_WRITTEN TASK A_.
Echo the records word for word, starting at the line that contains "- day-number-cell: [127, 110, 234, 128]" and ending at the line that contains "- day-details: Sunrise: 5:17", with both of those lines included.

_SOURCE PASSAGE_.

[start]

Time, Happiness, and Eternal Return Theme Icon

At the center of Milan Kundera’s The Unbearable Lightness of Being is the philosophical concept of eternal return, which assumes that everything in the universe—people, animals, events, and the like—recurs and repeats in a more or less similar fashion over infinite time and space. The theory of eternal return has been around since antiquity and can be found in ancient Indian, Greek, and Egyptian writings; however, in modernity, it is most often associated with 19th-century German philosopher Friedrich Nietzsche, whom Kundera references directly in the novel. Kundera uses his characters Tomas, Tereza, Sabina, and Franz to explore and refute the idea of eternal return, which he claims is “a terrifying prospect.” If life and everything in it are on a continuous loop, Kundera asserts, then “the weight of unbearable responsibility lies heavy on every move we make.” But while Kundera points out the drawbacks of a cyclical existence, he also acknowledges its benefits. Happiness, according to Kundera, is the desire for repetition. Though Kundera dismisses the theory of eternal return—arguing that time and existence, especially human existence, are linear and occur only once—he asserts that a cyclical existence would be the key to true happiness. 

Throughout the novel, Kundera repeatedly rejects the idea of eternal return and instead claims that people only live once, and that their lives exist on a straight and fixed line within space and time. When Tomas first meets Tereza, he thinks he may be in love, but isn’t sure he wants to give up his bachelor lifestyle. This indecisiveness, according to Kundera, is to be expected. “We can never know what to want, because, living only one life, we can neither compare it with our previous lives nor perfect it in our lives to come.” In other words, existence does not repeat on a continuous loop in which one can compare and contrast decisions—it only occurs once. Kundera posits that life is like a sort of “sketch,” because people “live everything as it comes, without warning.” Yet he claims it is not an “outline” or “groundwork for something.” Instead, Kundera argues that “life is a sketch for nothing, an outline with no picture.” Because one’s life can never be known before it happens and doesn’t exist until it does, there is no way to prepare, which again dismisses the idea of eternal return. Tereza is a photographer, and she takes hundreds of pictures during the Prague Spring, a period of mass protest in 1968 that responded to Czechoslovakia becoming a Communist state after World War II. She gives much of her film undeveloped to the foreign press, but she tries to sell some photos to a magazine in Zurich about a year after the uprising. The conflict will “never recur,” Kundera writes, but the magazine isn’t interested because the pictures are “out of date.” The Prague Spring has already happened, and Tereza’s pictures are too late. Not only does this imply that events do not recur, it also emphasizes that time and events occur in a linear and chronological way.

[end]

_ENTRIES SUPPLIED_.
[start]

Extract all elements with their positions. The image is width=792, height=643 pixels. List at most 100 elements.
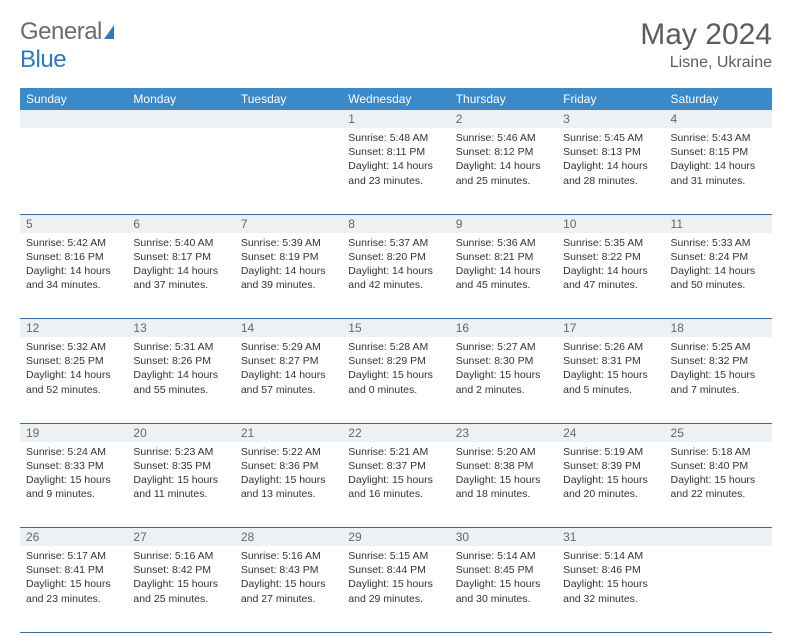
- day-number-cell: [127, 110, 234, 128]
- sunset-line: Sunset: 8:12 PM: [456, 145, 551, 159]
- weekday-header: Tuesday: [235, 88, 342, 110]
- day-cell: Sunrise: 5:40 AMSunset: 8:17 PMDaylight:…: [127, 233, 234, 319]
- sunrise-line: Sunrise: 5:46 AM: [456, 131, 551, 145]
- day-details: Sunrise: 5:17 AMSunset: 8:41 PMDaylight:…: [20, 546, 127, 610]
- sunset-line: Sunset: 8:19 PM: [241, 250, 336, 264]
- sunrise-line: Sunrise: 5:14 AM: [456, 549, 551, 563]
- daylight-line: Daylight: 15 hours and 5 minutes.: [563, 368, 658, 396]
- day-cell: Sunrise: 5:32 AMSunset: 8:25 PMDaylight:…: [20, 337, 127, 423]
- daylight-line: Daylight: 15 hours and 23 minutes.: [26, 577, 121, 605]
- sunset-line: Sunset: 8:44 PM: [348, 563, 443, 577]
- day-details: Sunrise: 5:32 AMSunset: 8:25 PMDaylight:…: [20, 337, 127, 401]
- day-cell: Sunrise: 5:16 AMSunset: 8:43 PMDaylight:…: [235, 546, 342, 632]
- day-number-cell: 3: [557, 110, 664, 128]
- title-block: May 2024 Lisne, Ukraine: [640, 18, 772, 72]
- daynum-row: 19202122232425: [20, 423, 772, 442]
- sunrise-line: Sunrise: 5:33 AM: [671, 236, 766, 250]
- sunset-line: Sunset: 8:37 PM: [348, 459, 443, 473]
- sunset-line: Sunset: 8:20 PM: [348, 250, 443, 264]
- daylight-line: Daylight: 15 hours and 9 minutes.: [26, 473, 121, 501]
- sunrise-line: Sunrise: 5:19 AM: [563, 445, 658, 459]
- sunrise-line: Sunrise: 5:14 AM: [563, 549, 658, 563]
- day-cell: Sunrise: 5:14 AMSunset: 8:46 PMDaylight:…: [557, 546, 664, 632]
- sunrise-line: Sunrise: 5:39 AM: [241, 236, 336, 250]
- daylight-line: Daylight: 14 hours and 45 minutes.: [456, 264, 551, 292]
- brand-part1: General: [20, 18, 102, 45]
- day-cell: Sunrise: 5:19 AMSunset: 8:39 PMDaylight:…: [557, 442, 664, 528]
- sunset-line: Sunset: 8:29 PM: [348, 354, 443, 368]
- day-cell: Sunrise: 5:35 AMSunset: 8:22 PMDaylight:…: [557, 233, 664, 319]
- daylight-line: Daylight: 14 hours and 55 minutes.: [133, 368, 228, 396]
- weekday-row: SundayMondayTuesdayWednesdayThursdayFrid…: [20, 88, 772, 110]
- sunrise-line: Sunrise: 5:40 AM: [133, 236, 228, 250]
- day-number-cell: 16: [450, 319, 557, 338]
- daylight-line: Daylight: 15 hours and 25 minutes.: [133, 577, 228, 605]
- daylight-line: Daylight: 15 hours and 32 minutes.: [563, 577, 658, 605]
- day-details: Sunrise: 5:36 AMSunset: 8:21 PMDaylight:…: [450, 233, 557, 297]
- daylight-line: Daylight: 14 hours and 31 minutes.: [671, 159, 766, 187]
- day-details: Sunrise: 5:42 AMSunset: 8:16 PMDaylight:…: [20, 233, 127, 297]
- day-details: Sunrise: 5:20 AMSunset: 8:38 PMDaylight:…: [450, 442, 557, 506]
- sunrise-line: Sunrise: 5:26 AM: [563, 340, 658, 354]
- weekday-header: Sunday: [20, 88, 127, 110]
- day-cell: Sunrise: 5:16 AMSunset: 8:42 PMDaylight:…: [127, 546, 234, 632]
- day-number-cell: 5: [20, 214, 127, 233]
- day-details: Sunrise: 5:21 AMSunset: 8:37 PMDaylight:…: [342, 442, 449, 506]
- daylight-line: Daylight: 15 hours and 18 minutes.: [456, 473, 551, 501]
- sunset-line: Sunset: 8:39 PM: [563, 459, 658, 473]
- sunrise-line: Sunrise: 5:16 AM: [241, 549, 336, 563]
- day-number-cell: 27: [127, 528, 234, 547]
- sunrise-line: Sunrise: 5:15 AM: [348, 549, 443, 563]
- daylight-line: Daylight: 14 hours and 57 minutes.: [241, 368, 336, 396]
- day-cell: Sunrise: 5:33 AMSunset: 8:24 PMDaylight:…: [665, 233, 772, 319]
- day-cell: Sunrise: 5:29 AMSunset: 8:27 PMDaylight:…: [235, 337, 342, 423]
- day-cell: Sunrise: 5:27 AMSunset: 8:30 PMDaylight:…: [450, 337, 557, 423]
- sunset-line: Sunset: 8:26 PM: [133, 354, 228, 368]
- calendar-body: 1234Sunrise: 5:48 AMSunset: 8:11 PMDayli…: [20, 110, 772, 632]
- day-cell: [235, 128, 342, 214]
- day-number-cell: 22: [342, 423, 449, 442]
- day-cell: Sunrise: 5:23 AMSunset: 8:35 PMDaylight:…: [127, 442, 234, 528]
- week-row: Sunrise: 5:24 AMSunset: 8:33 PMDaylight:…: [20, 442, 772, 528]
- day-details: Sunrise: 5:31 AMSunset: 8:26 PMDaylight:…: [127, 337, 234, 401]
- day-number-cell: 10: [557, 214, 664, 233]
- day-details: Sunrise: 5:35 AMSunset: 8:22 PMDaylight:…: [557, 233, 664, 297]
- week-row: Sunrise: 5:32 AMSunset: 8:25 PMDaylight:…: [20, 337, 772, 423]
- sunset-line: Sunset: 8:35 PM: [133, 459, 228, 473]
- day-cell: Sunrise: 5:43 AMSunset: 8:15 PMDaylight:…: [665, 128, 772, 214]
- daylight-line: Daylight: 15 hours and 29 minutes.: [348, 577, 443, 605]
- day-cell: [665, 546, 772, 632]
- day-number-cell: 8: [342, 214, 449, 233]
- day-number-cell: 30: [450, 528, 557, 547]
- day-number-cell: 2: [450, 110, 557, 128]
- week-row: Sunrise: 5:48 AMSunset: 8:11 PMDaylight:…: [20, 128, 772, 214]
- daylight-line: Daylight: 14 hours and 42 minutes.: [348, 264, 443, 292]
- day-number-cell: 18: [665, 319, 772, 338]
- sunrise-line: Sunrise: 5:45 AM: [563, 131, 658, 145]
- day-details: Sunrise: 5:43 AMSunset: 8:15 PMDaylight:…: [665, 128, 772, 192]
- daylight-line: Daylight: 15 hours and 27 minutes.: [241, 577, 336, 605]
- day-cell: Sunrise: 5:21 AMSunset: 8:37 PMDaylight:…: [342, 442, 449, 528]
- day-number-cell: 21: [235, 423, 342, 442]
- daylight-line: Daylight: 14 hours and 34 minutes.: [26, 264, 121, 292]
- day-number-cell: 13: [127, 319, 234, 338]
- day-cell: Sunrise: 5:15 AMSunset: 8:44 PMDaylight:…: [342, 546, 449, 632]
- sunrise-line: Sunrise: 5:24 AM: [26, 445, 121, 459]
- day-cell: Sunrise: 5:46 AMSunset: 8:12 PMDaylight:…: [450, 128, 557, 214]
- daylight-line: Daylight: 14 hours and 52 minutes.: [26, 368, 121, 396]
- day-number-cell: 25: [665, 423, 772, 442]
- daylight-line: Daylight: 14 hours and 28 minutes.: [563, 159, 658, 187]
- day-details: Sunrise: 5:28 AMSunset: 8:29 PMDaylight:…: [342, 337, 449, 401]
- sunset-line: Sunset: 8:24 PM: [671, 250, 766, 264]
- sunrise-line: Sunrise: 5:28 AM: [348, 340, 443, 354]
- sunset-line: Sunset: 8:22 PM: [563, 250, 658, 264]
- daynum-row: 262728293031: [20, 528, 772, 547]
- day-cell: Sunrise: 5:26 AMSunset: 8:31 PMDaylight:…: [557, 337, 664, 423]
- daynum-row: 567891011: [20, 214, 772, 233]
- day-cell: Sunrise: 5:17 AMSunset: 8:41 PMDaylight:…: [20, 546, 127, 632]
- day-details: Sunrise: 5:14 AMSunset: 8:45 PMDaylight:…: [450, 546, 557, 610]
- daylight-line: Daylight: 14 hours and 23 minutes.: [348, 159, 443, 187]
- sunrise-line: Sunrise: 5:22 AM: [241, 445, 336, 459]
- day-cell: Sunrise: 5:20 AMSunset: 8:38 PMDaylight:…: [450, 442, 557, 528]
- sunset-line: Sunset: 8:21 PM: [456, 250, 551, 264]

[end]

_WRITTEN TASK B_.
Name every character from the novel that the passage on Kundera's novel mentions.

_EXERCISE ANSWER A_.
- day-number-cell: [127, 110, 234, 128]
- sunset-line: Sunset: 8:12 PM: [456, 145, 551, 159]
- weekday-header: Tuesday: [235, 88, 342, 110]
- day-cell: Sunrise: 5:40 AMSunset: 8:17 PMDaylight:…: [127, 233, 234, 319]
- sunrise-line: Sunrise: 5:46 AM: [456, 131, 551, 145]
- day-details: Sunrise: 5:17 AMSunset: 8:41 PMDaylight:…: [20, 546, 127, 610]

_EXERCISE ANSWER B_.
Tomas
Tereza
Sabina
Franz